* Start Supplied entries *

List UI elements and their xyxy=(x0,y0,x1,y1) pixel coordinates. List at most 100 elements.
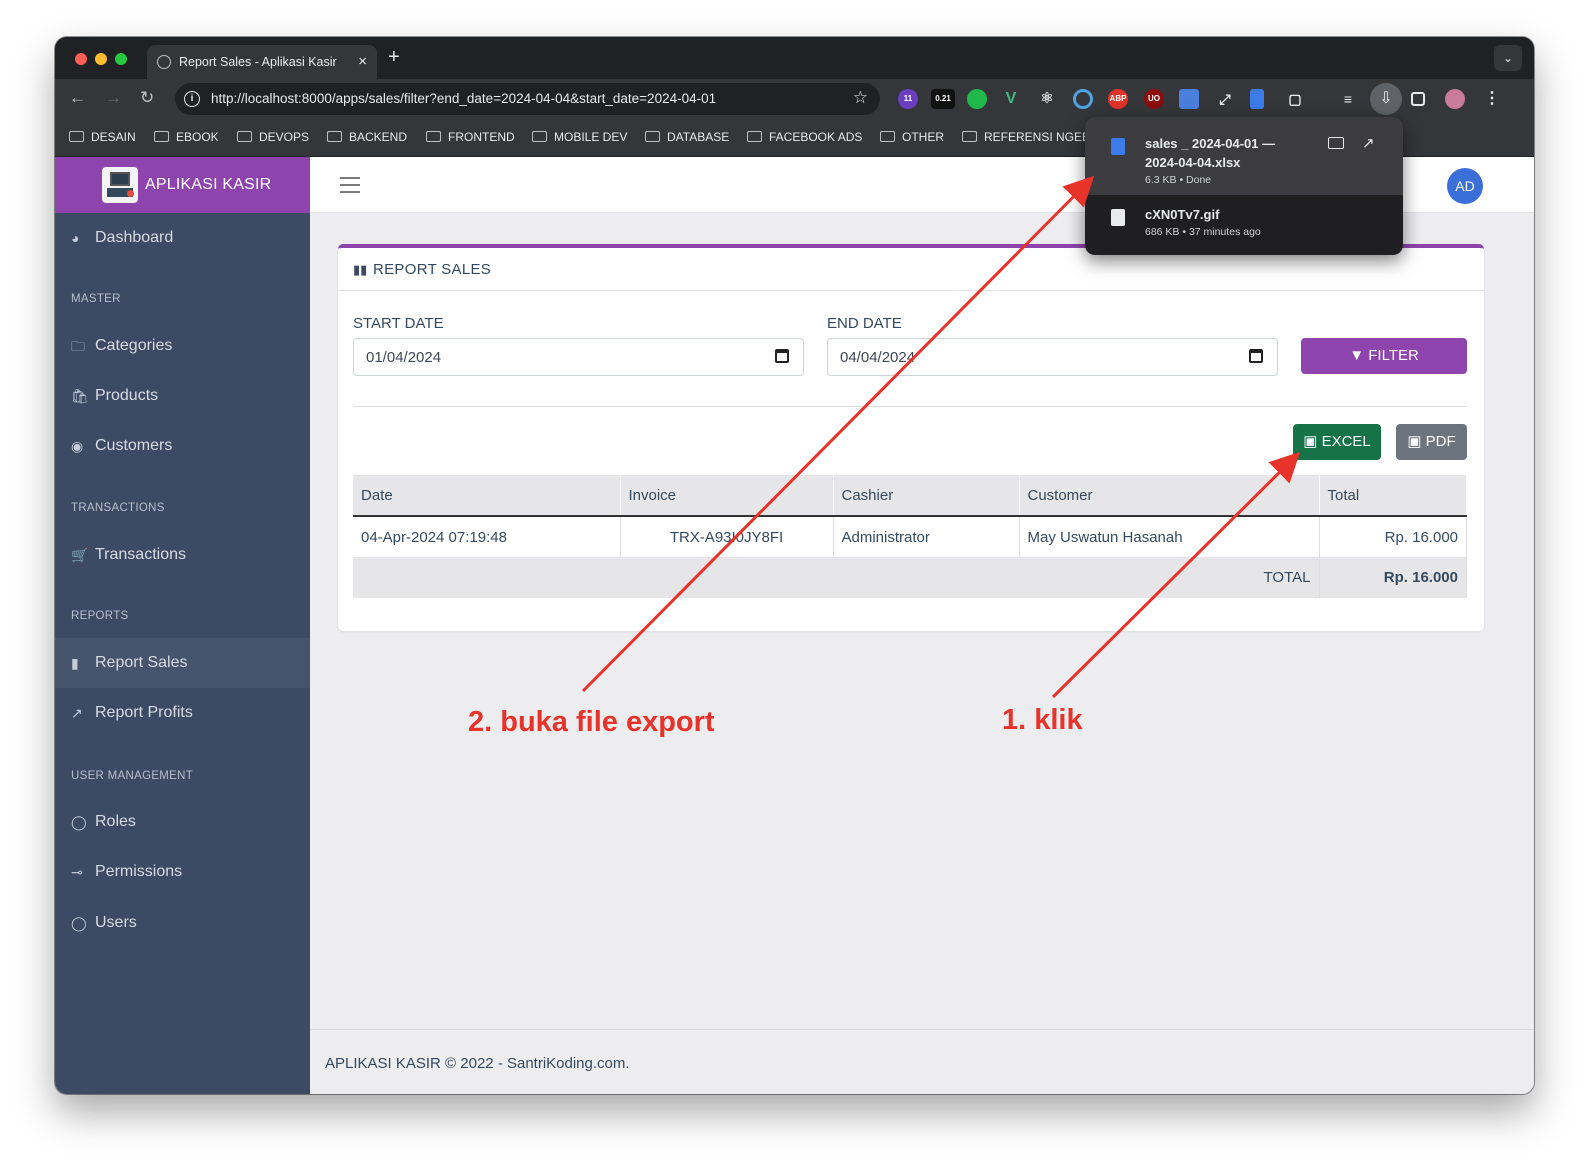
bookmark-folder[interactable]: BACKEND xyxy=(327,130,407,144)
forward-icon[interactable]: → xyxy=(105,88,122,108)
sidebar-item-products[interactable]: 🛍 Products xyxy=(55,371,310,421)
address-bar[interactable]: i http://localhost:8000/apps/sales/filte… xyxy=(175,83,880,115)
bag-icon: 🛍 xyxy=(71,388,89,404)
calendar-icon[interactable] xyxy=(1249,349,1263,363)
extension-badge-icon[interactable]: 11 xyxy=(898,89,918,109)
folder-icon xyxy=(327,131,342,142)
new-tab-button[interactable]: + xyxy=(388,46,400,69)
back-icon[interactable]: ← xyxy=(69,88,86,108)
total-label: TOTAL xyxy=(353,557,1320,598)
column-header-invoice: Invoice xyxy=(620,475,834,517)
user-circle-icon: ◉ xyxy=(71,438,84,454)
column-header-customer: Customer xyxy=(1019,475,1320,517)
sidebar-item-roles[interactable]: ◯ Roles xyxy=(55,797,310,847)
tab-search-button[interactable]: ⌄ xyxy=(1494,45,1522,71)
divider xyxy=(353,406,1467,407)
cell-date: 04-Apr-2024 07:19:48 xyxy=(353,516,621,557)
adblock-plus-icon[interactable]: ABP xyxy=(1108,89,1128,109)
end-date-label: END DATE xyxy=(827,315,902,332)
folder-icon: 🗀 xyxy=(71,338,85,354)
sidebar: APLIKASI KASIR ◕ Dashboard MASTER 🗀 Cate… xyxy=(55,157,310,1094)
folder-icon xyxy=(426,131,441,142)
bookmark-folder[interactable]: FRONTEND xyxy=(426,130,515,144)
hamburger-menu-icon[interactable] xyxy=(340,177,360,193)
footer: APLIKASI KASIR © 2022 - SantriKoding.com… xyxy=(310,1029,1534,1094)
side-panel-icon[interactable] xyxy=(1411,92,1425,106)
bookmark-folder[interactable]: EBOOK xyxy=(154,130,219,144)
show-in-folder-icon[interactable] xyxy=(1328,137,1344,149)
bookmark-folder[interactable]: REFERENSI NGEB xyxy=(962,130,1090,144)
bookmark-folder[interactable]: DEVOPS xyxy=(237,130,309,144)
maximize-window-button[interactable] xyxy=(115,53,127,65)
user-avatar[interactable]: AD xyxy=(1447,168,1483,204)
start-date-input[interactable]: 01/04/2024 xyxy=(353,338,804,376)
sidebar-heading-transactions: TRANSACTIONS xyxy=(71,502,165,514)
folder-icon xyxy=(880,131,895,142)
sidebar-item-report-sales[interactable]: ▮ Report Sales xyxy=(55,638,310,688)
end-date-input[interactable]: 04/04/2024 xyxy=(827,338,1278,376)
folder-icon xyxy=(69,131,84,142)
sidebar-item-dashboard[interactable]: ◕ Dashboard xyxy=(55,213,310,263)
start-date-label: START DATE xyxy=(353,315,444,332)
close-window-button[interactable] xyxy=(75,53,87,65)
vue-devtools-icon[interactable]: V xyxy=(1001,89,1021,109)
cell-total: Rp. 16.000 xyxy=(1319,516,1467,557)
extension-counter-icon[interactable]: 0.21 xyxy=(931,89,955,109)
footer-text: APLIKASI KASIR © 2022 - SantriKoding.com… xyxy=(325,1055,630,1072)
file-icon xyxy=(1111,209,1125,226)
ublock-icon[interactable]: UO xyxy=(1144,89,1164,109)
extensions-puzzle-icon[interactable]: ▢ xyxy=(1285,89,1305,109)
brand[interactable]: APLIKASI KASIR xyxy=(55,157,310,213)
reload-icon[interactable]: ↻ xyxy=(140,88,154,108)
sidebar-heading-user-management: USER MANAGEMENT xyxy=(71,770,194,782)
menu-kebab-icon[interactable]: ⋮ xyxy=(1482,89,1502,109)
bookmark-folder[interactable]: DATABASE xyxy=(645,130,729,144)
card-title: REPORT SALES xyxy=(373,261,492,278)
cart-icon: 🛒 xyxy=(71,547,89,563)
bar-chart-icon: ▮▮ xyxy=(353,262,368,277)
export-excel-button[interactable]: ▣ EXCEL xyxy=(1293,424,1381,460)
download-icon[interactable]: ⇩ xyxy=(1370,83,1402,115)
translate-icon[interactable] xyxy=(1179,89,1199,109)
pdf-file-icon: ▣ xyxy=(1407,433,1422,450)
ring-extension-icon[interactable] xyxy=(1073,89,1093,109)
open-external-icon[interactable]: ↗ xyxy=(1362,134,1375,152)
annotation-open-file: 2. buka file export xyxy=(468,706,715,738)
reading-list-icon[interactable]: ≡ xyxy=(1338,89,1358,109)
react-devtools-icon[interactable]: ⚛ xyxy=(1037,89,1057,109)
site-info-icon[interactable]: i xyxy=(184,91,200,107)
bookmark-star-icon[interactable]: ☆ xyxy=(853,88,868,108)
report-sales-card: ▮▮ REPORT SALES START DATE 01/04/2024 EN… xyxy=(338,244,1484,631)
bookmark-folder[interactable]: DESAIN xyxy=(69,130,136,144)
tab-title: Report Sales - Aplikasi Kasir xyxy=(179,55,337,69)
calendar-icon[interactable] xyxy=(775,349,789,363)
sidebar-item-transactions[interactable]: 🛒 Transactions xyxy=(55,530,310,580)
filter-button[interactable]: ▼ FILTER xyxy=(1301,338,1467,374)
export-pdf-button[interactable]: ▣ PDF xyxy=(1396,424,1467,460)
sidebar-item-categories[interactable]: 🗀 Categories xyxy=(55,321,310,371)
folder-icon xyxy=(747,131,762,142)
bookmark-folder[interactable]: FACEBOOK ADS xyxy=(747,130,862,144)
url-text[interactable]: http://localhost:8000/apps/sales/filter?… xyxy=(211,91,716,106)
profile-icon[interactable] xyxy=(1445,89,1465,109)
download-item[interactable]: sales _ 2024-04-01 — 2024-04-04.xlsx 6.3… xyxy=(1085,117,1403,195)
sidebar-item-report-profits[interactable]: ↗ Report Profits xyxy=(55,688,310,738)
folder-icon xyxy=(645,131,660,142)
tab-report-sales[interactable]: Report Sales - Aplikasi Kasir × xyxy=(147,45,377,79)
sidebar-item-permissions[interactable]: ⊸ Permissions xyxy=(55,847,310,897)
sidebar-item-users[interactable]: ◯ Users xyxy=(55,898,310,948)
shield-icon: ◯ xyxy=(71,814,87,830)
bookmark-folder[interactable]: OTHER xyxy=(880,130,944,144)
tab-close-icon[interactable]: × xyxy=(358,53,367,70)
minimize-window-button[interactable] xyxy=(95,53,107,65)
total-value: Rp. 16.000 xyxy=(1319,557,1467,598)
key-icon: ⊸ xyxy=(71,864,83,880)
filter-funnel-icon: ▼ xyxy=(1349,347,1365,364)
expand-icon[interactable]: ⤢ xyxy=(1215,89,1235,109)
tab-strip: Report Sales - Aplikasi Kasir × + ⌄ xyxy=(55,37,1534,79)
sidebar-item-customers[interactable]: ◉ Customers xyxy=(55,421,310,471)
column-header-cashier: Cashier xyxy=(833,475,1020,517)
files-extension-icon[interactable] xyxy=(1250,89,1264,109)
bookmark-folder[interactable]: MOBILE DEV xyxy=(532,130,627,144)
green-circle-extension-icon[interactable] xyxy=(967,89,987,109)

* End Supplied entries *

Rewrite every listing above, changing each occurrence of "bookmark-folder" to "bookmark-group" and keeping everything else the same. Omit the pictures from your version.

List UI elements and their xyxy=(x0,y0,x1,y1) pixel coordinates. List at most 100 elements.
bookmark-group[interactable]: BACKEND xyxy=(327,130,407,144)
forward-icon[interactable]: → xyxy=(105,88,122,108)
sidebar-item-products[interactable]: 🛍 Products xyxy=(55,371,310,421)
address-bar[interactable]: i http://localhost:8000/apps/sales/filte… xyxy=(175,83,880,115)
bag-icon: 🛍 xyxy=(71,388,89,404)
calendar-icon[interactable] xyxy=(1249,349,1263,363)
extension-badge-icon[interactable]: 11 xyxy=(898,89,918,109)
folder-icon xyxy=(327,131,342,142)
new-tab-button[interactable]: + xyxy=(388,46,400,69)
back-icon[interactable]: ← xyxy=(69,88,86,108)
total-label: TOTAL xyxy=(353,557,1320,598)
column-header-invoice: Invoice xyxy=(620,475,834,517)
user-circle-icon: ◉ xyxy=(71,438,84,454)
column-header-customer: Customer xyxy=(1019,475,1320,517)
sidebar-item-roles[interactable]: ◯ Roles xyxy=(55,797,310,847)
tab-search-button[interactable]: ⌄ xyxy=(1494,45,1522,71)
divider xyxy=(353,406,1467,407)
cell-date: 04-Apr-2024 07:19:48 xyxy=(353,516,621,557)
adblock-plus-icon[interactable]: ABP xyxy=(1108,89,1128,109)
end-date-label: END DATE xyxy=(827,315,902,332)
folder-icon: 🗀 xyxy=(71,338,85,354)
sidebar: APLIKASI KASIR ◕ Dashboard MASTER 🗀 Cate… xyxy=(55,157,310,1094)
folder-icon xyxy=(426,131,441,142)
bookmark-group[interactable]: FRONTEND xyxy=(426,130,515,144)
hamburger-menu-icon[interactable] xyxy=(340,177,360,193)
footer: APLIKASI KASIR © 2022 - SantriKoding.com… xyxy=(310,1029,1534,1094)
side-panel-icon[interactable] xyxy=(1411,92,1425,106)
bookmark-group[interactable]: EBOOK xyxy=(154,130,219,144)
show-in-folder-icon[interactable] xyxy=(1328,137,1344,149)
bookmark-group[interactable]: REFERENSI NGEB xyxy=(962,130,1090,144)
bookmark-group[interactable]: DEVOPS xyxy=(237,130,309,144)
maximize-window-button[interactable] xyxy=(115,53,127,65)
user-avatar[interactable]: AD xyxy=(1447,168,1483,204)
start-date-input[interactable]: 01/04/2024 xyxy=(353,338,804,376)
sidebar-heading-transactions: TRANSACTIONS xyxy=(71,502,165,514)
folder-icon xyxy=(880,131,895,142)
sidebar-item-report-sales[interactable]: ▮ Report Sales xyxy=(55,638,310,688)
end-date-input[interactable]: 04/04/2024 xyxy=(827,338,1278,376)
folder-icon xyxy=(69,131,84,142)
sidebar-item-dashboard[interactable]: ◕ Dashboard xyxy=(55,213,310,263)
start-date-label: START DATE xyxy=(353,315,444,332)
close-window-button[interactable] xyxy=(75,53,87,65)
vue-devtools-icon[interactable]: V xyxy=(1001,89,1021,109)
cell-total: Rp. 16.000 xyxy=(1319,516,1467,557)
extension-counter-icon[interactable]: 0.21 xyxy=(931,89,955,109)
footer-text: APLIKASI KASIR © 2022 - SantriKoding.com… xyxy=(325,1055,630,1072)
file-icon xyxy=(1111,209,1125,226)
ublock-icon[interactable]: UO xyxy=(1144,89,1164,109)
extensions-puzzle-icon[interactable]: ▢ xyxy=(1285,89,1305,109)
brand[interactable]: APLIKASI KASIR xyxy=(55,157,310,213)
reload-icon[interactable]: ↻ xyxy=(140,88,154,108)
sidebar-heading-user-management: USER MANAGEMENT xyxy=(71,770,194,782)
menu-kebab-icon[interactable]: ⋮ xyxy=(1482,89,1502,109)
bookmark-group[interactable]: DATABASE xyxy=(645,130,729,144)
card-title: REPORT SALES xyxy=(373,261,492,278)
cart-icon: 🛒 xyxy=(71,547,89,563)
bar-chart-icon: ▮▮ xyxy=(353,262,368,277)
export-excel-button[interactable]: ▣ EXCEL xyxy=(1293,424,1381,460)
download-icon[interactable]: ⇩ xyxy=(1370,83,1402,115)
translate-icon[interactable] xyxy=(1179,89,1199,109)
pdf-file-icon: ▣ xyxy=(1407,433,1422,450)
ring-extension-icon[interactable] xyxy=(1073,89,1093,109)
open-external-icon[interactable]: ↗ xyxy=(1362,134,1375,152)
annotation-open-file: 2. buka file export xyxy=(468,706,715,738)
reading-list-icon[interactable]: ≡ xyxy=(1338,89,1358,109)
react-devtools-icon[interactable]: ⚛ xyxy=(1037,89,1057,109)
site-info-icon[interactable]: i xyxy=(184,91,200,107)
bookmark-star-icon[interactable]: ☆ xyxy=(853,88,868,108)
report-sales-card: ▮▮ REPORT SALES START DATE 01/04/2024 EN… xyxy=(338,244,1484,631)
bookmark-group[interactable]: DESAIN xyxy=(69,130,136,144)
tab-title: Report Sales - Aplikasi Kasir xyxy=(179,55,337,69)
calendar-icon[interactable] xyxy=(775,349,789,363)
sidebar-item-transactions[interactable]: 🛒 Transactions xyxy=(55,530,310,580)
filter-button[interactable]: ▼ FILTER xyxy=(1301,338,1467,374)
export-pdf-button[interactable]: ▣ PDF xyxy=(1396,424,1467,460)
sidebar-item-categories[interactable]: 🗀 Categories xyxy=(55,321,310,371)
folder-icon xyxy=(747,131,762,142)
bookmark-group[interactable]: FACEBOOK ADS xyxy=(747,130,862,144)
url-text[interactable]: http://localhost:8000/apps/sales/filter?… xyxy=(211,91,716,106)
profile-icon[interactable] xyxy=(1445,89,1465,109)
download-item[interactable]: sales _ 2024-04-01 — 2024-04-04.xlsx 6.3… xyxy=(1085,117,1403,195)
sidebar-item-report-profits[interactable]: ↗ Report Profits xyxy=(55,688,310,738)
folder-icon xyxy=(645,131,660,142)
tab-report-sales[interactable]: Report Sales - Aplikasi Kasir × xyxy=(147,45,377,79)
sidebar-item-permissions[interactable]: ⊸ Permissions xyxy=(55,847,310,897)
sidebar-item-users[interactable]: ◯ Users xyxy=(55,898,310,948)
shield-icon: ◯ xyxy=(71,814,87,830)
bookmark-group[interactable]: OTHER xyxy=(880,130,944,144)
tab-close-icon[interactable]: × xyxy=(358,53,367,70)
minimize-window-button[interactable] xyxy=(95,53,107,65)
total-value: Rp. 16.000 xyxy=(1319,557,1467,598)
key-icon: ⊸ xyxy=(71,864,83,880)
filter-funnel-icon: ▼ xyxy=(1349,347,1365,364)
expand-icon[interactable]: ⤢ xyxy=(1215,89,1235,109)
tab-strip: Report Sales - Aplikasi Kasir × + ⌄ xyxy=(55,37,1534,79)
sidebar-item-customers[interactable]: ◉ Customers xyxy=(55,421,310,471)
column-header-cashier: Cashier xyxy=(833,475,1020,517)
files-extension-icon[interactable] xyxy=(1250,89,1264,109)
bookmark-group[interactable]: MOBILE DEV xyxy=(532,130,627,144)
green-circle-extension-icon[interactable] xyxy=(967,89,987,109)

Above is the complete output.